WHAT YOU WILL DO
Determine which lines contain the word "Surface", then copy those lines.
--- begin EXERCISE DATA ---
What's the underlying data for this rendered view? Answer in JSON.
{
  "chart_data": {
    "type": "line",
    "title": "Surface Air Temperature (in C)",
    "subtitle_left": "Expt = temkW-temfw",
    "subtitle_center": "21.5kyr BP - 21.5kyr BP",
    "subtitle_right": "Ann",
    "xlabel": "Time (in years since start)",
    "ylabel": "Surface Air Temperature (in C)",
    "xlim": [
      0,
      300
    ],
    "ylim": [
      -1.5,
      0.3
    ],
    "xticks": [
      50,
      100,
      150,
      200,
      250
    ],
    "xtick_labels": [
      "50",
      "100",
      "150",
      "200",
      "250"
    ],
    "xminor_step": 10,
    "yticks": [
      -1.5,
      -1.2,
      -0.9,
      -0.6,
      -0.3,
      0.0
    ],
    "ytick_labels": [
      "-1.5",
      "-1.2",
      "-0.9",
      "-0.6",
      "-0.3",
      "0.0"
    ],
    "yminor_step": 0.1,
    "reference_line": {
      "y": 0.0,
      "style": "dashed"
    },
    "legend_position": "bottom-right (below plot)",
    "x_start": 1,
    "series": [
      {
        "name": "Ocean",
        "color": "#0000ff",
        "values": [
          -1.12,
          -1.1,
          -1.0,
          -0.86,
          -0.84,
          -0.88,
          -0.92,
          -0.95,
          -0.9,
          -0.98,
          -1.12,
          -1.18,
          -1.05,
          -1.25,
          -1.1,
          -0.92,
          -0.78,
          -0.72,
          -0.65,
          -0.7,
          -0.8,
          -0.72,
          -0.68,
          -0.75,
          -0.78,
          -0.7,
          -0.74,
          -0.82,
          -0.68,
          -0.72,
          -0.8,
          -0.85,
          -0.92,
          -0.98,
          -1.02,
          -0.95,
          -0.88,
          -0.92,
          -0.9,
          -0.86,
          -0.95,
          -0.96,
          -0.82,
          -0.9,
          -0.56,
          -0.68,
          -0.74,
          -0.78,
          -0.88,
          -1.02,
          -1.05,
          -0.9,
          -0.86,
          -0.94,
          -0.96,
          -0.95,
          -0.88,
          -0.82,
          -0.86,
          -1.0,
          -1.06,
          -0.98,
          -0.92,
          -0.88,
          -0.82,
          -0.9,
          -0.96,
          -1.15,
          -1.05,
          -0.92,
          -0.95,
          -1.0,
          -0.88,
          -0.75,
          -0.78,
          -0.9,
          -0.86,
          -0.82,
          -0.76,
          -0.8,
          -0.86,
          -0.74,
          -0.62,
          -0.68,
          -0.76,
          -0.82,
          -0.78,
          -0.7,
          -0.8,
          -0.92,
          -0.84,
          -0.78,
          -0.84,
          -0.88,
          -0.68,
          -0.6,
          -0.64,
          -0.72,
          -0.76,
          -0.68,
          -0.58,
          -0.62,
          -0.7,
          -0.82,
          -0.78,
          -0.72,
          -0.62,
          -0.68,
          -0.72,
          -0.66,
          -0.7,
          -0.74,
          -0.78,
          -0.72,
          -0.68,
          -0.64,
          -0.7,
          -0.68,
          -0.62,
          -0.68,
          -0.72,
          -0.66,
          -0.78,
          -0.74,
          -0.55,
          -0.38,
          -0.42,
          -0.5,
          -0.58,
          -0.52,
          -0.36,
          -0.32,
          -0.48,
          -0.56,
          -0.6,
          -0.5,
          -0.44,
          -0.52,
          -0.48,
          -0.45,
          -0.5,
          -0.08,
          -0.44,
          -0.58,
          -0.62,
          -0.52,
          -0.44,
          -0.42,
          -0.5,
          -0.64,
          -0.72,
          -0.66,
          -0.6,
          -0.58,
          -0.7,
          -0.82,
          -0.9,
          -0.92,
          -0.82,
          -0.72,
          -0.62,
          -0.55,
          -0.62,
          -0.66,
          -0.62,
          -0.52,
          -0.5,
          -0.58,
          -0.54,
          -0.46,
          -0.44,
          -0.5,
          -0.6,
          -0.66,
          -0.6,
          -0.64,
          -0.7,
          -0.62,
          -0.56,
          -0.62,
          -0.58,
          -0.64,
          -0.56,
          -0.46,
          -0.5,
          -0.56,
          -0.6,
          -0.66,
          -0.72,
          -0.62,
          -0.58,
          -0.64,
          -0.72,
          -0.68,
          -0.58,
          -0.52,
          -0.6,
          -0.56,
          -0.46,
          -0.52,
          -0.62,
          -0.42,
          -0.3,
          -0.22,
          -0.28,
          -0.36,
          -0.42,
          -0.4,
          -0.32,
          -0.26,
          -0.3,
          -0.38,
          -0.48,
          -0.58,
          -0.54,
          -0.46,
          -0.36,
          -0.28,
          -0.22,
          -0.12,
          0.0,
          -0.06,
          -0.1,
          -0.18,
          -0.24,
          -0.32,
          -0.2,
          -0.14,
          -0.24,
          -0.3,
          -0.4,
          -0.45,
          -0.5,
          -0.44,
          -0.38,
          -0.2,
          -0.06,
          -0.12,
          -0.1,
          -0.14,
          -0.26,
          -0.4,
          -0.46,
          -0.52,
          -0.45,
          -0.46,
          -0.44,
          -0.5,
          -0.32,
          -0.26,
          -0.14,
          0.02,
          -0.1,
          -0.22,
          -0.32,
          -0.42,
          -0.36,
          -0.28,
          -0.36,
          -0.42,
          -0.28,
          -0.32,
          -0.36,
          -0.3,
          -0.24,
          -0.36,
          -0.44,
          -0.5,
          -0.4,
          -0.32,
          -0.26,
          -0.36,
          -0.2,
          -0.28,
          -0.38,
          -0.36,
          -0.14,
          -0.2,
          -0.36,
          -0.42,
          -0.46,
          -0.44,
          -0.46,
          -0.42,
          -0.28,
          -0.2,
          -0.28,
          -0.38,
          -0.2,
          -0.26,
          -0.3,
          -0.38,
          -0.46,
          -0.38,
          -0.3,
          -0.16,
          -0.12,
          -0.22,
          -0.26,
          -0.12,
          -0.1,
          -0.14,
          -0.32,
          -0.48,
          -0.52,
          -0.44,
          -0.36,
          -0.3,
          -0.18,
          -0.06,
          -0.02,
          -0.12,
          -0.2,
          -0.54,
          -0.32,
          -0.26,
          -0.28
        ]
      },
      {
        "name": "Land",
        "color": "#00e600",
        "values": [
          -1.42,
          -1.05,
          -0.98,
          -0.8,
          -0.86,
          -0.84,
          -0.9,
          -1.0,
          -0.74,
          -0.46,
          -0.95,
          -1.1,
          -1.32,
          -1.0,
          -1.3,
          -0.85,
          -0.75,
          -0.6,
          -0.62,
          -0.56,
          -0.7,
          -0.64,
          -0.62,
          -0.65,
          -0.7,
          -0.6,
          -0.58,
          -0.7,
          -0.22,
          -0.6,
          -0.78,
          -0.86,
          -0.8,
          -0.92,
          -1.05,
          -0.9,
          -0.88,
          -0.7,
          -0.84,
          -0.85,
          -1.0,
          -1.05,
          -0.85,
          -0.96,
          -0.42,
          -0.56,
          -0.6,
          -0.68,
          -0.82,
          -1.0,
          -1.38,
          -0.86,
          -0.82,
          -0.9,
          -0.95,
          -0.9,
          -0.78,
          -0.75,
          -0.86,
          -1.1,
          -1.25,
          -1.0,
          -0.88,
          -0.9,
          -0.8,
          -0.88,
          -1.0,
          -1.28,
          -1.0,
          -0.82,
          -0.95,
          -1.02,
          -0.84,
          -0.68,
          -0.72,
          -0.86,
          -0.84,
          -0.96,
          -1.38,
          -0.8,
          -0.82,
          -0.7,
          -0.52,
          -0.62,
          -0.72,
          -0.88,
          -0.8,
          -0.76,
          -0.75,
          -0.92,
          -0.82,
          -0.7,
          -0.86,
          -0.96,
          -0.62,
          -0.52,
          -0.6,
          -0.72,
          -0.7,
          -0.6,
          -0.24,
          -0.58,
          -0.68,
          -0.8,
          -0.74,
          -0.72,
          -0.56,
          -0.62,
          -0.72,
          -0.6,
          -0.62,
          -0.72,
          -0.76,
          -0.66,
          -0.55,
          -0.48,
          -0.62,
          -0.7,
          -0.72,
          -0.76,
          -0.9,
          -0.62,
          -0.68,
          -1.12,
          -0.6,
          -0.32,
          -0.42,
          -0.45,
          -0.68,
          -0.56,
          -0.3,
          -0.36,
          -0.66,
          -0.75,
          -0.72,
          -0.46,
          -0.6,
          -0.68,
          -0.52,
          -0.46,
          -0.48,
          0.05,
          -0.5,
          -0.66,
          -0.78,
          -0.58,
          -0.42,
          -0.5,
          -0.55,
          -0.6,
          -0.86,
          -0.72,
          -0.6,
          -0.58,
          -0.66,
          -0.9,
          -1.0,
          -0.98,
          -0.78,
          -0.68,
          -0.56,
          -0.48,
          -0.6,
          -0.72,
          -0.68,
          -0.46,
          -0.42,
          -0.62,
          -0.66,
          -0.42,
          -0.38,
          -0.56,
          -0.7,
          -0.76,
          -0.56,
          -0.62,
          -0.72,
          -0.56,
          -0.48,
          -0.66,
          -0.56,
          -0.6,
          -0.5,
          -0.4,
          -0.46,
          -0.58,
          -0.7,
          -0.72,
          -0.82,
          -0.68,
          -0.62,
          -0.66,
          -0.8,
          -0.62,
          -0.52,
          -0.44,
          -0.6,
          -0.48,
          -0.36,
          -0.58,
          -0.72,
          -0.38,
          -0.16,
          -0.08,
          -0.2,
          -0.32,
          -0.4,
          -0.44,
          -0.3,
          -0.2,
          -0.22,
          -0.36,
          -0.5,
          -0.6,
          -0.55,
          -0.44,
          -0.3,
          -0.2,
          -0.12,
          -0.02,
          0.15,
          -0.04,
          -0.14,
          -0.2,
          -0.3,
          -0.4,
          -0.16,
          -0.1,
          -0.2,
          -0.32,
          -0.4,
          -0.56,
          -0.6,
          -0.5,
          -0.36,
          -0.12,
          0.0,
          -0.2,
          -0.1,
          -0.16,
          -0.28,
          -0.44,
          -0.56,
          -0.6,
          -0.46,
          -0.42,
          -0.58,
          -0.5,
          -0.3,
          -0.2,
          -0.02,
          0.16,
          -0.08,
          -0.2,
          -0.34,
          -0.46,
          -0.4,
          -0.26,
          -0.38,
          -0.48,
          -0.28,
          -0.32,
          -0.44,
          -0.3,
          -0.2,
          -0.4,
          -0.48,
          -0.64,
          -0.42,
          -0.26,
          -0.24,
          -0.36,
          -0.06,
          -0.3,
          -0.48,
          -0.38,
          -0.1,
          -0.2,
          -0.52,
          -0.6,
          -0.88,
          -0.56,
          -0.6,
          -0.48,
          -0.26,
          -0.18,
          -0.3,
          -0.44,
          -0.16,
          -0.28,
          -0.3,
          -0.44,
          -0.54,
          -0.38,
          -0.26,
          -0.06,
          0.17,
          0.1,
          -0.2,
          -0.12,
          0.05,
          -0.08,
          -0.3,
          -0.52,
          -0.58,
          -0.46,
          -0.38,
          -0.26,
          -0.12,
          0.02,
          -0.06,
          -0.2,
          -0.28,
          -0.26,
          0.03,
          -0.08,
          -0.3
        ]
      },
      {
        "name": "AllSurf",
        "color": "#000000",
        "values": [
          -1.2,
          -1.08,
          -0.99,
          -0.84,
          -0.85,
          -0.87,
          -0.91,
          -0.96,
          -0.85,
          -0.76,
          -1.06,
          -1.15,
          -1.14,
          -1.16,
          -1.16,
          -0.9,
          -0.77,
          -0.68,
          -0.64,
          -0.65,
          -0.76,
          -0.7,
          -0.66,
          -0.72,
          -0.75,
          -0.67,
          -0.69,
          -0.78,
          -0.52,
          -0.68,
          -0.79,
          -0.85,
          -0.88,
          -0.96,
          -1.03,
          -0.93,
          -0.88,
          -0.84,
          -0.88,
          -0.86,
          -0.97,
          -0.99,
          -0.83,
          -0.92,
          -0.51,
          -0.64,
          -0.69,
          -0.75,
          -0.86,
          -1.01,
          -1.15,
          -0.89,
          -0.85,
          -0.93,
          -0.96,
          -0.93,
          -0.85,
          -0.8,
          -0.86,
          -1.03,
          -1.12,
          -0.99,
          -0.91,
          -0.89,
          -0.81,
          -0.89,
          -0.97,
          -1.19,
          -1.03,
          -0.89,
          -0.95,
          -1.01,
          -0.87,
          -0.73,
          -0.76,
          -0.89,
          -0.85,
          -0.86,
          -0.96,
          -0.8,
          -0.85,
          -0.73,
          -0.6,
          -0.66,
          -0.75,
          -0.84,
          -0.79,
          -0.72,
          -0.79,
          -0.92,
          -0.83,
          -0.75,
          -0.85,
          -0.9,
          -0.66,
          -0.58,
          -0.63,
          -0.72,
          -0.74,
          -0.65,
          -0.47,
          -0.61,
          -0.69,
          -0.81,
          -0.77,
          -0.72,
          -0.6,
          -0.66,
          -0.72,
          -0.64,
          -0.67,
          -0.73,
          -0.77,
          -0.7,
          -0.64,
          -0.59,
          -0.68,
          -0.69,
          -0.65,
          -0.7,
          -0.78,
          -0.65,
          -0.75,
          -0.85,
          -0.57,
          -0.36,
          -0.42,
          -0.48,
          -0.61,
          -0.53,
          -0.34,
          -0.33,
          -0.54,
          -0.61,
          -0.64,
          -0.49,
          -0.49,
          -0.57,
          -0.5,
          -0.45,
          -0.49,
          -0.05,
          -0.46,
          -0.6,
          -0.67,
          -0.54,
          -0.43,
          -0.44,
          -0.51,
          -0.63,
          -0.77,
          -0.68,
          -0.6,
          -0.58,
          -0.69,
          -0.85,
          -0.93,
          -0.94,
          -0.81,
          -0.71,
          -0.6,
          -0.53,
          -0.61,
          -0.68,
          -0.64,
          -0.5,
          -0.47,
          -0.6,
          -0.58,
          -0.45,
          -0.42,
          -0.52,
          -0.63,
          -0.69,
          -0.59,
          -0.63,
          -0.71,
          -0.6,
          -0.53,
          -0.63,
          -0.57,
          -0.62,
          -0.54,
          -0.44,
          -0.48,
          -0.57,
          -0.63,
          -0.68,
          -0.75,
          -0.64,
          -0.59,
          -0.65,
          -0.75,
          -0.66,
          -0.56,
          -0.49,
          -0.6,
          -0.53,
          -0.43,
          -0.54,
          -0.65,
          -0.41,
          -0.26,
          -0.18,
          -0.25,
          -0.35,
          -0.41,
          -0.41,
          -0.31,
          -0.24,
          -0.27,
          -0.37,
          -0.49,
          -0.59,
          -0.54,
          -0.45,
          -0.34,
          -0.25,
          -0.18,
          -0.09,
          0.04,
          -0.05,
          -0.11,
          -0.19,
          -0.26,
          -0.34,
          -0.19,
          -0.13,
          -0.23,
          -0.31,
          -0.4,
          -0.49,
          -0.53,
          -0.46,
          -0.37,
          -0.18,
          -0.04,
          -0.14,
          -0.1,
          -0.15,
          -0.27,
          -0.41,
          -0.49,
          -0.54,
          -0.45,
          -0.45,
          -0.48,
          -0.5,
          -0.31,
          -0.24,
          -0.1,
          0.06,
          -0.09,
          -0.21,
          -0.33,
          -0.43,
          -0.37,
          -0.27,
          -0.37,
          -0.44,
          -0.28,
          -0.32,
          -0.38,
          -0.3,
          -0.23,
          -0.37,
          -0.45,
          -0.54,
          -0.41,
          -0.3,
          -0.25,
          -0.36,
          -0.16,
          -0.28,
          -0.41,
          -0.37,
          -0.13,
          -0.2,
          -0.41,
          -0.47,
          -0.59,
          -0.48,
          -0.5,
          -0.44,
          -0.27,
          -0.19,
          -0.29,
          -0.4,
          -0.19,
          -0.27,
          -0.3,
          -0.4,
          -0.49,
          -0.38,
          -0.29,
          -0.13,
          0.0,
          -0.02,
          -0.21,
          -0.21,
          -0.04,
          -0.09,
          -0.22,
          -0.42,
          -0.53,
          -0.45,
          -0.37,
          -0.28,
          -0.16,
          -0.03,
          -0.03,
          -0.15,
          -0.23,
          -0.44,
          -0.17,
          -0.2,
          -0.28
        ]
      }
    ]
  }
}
--- end EXERCISE DATA ---
CORRECT RESPONSE
    "title": "Surface Air Temperature (in C)",
    "ylabel": "Surface Air Temperature (in C)",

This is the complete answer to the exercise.